Stored data
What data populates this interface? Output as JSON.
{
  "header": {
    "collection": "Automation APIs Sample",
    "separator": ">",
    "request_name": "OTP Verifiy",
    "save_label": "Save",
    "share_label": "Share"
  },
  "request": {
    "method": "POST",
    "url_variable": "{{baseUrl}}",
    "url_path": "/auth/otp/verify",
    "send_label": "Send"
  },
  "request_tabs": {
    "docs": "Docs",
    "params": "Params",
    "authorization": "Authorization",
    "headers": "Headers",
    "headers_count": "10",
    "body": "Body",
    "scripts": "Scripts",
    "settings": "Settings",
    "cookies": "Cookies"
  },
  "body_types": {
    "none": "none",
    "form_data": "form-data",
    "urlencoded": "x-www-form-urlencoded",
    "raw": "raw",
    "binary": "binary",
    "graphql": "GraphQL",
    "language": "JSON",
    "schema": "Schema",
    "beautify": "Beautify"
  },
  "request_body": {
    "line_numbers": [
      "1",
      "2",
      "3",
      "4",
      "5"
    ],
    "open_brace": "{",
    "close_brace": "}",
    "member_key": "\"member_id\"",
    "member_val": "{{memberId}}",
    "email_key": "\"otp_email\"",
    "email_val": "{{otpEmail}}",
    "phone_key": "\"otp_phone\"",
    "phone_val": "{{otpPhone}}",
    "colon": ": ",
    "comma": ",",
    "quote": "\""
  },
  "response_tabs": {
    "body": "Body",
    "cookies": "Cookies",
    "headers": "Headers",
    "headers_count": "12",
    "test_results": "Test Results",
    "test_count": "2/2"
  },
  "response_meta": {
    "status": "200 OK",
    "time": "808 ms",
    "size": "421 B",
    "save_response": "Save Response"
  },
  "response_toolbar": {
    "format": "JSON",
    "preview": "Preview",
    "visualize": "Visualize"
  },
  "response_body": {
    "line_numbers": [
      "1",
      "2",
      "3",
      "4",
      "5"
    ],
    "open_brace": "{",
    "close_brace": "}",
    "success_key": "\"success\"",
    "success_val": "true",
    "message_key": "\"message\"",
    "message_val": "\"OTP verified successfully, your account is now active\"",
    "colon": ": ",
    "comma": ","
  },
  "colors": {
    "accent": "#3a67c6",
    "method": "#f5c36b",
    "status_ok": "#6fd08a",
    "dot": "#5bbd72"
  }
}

■ **Directions**:
Make an exact copy of every line in the data.

■ **Right answer**:
What data populates this interface? Output as JSON.
{
  "header": {
    "collection": "Automation APIs Sample",
    "separator": ">",
    "request_name": "OTP Verifiy",
    "save_label": "Save",
    "share_label": "Share"
  },
  "request": {
    "method": "POST",
    "url_variable": "{{baseUrl}}",
    "url_path": "/auth/otp/verify",
    "send_label": "Send"
  },
  "request_tabs": {
    "docs": "Docs",
    "params": "Params",
    "authorization": "Authorization",
    "headers": "Headers",
    "headers_count": "10",
    "body": "Body",
    "scripts": "Scripts",
    "settings": "Settings",
    "cookies": "Cookies"
  },
  "body_types": {
    "none": "none",
    "form_data": "form-data",
    "urlencoded": "x-www-form-urlencoded",
    "raw": "raw",
    "binary": "binary",
    "graphql": "GraphQL",
    "language": "JSON",
    "schema": "Schema",
    "beautify": "Beautify"
  },
  "request_body": {
    "line_numbers": [
      "1",
      "2",
      "3",
      "4",
      "5"
    ],
    "open_brace": "{",
    "close_brace": "}",
    "member_key": "\"member_id\"",
    "member_val": "{{memberId}}",
    "email_key": "\"otp_email\"",
    "email_val": "{{otpEmail}}",
    "phone_key": "\"otp_phone\"",
    "phone_val": "{{otpPhone}}",
    "colon": ": ",
    "comma": ",",
    "quote": "\""
  },
  "response_tabs": {
    "body": "Body",
    "cookies": "Cookies",
    "headers": "Headers",
    "headers_count": "12",
    "test_results": "Test Results",
    "test_count": "2/2"
  },
  "response_meta": {
    "status": "200 OK",
    "time": "808 ms",
    "size": "421 B",
    "save_response": "Save Response"
  },
  "response_toolbar": {
    "format": "JSON",
    "preview": "Preview",
    "visualize": "Visualize"
  },
  "response_body": {
    "line_numbers": [
      "1",
      "2",
      "3",
      "4",
      "5"
    ],
    "open_brace": "{",
    "close_brace": "}",
    "success_key": "\"success\"",
    "success_val": "true",
    "message_key": "\"message\"",
    "message_val": "\"OTP verified successfully, your account is now active\"",
    "colon": ": ",
    "comma": ","
  },
  "colors": {
    "accent": "#3a67c6",
    "method": "#f5c36b",
    "status_ok": "#6fd08a",
    "dot": "#5bbd72"
  }
}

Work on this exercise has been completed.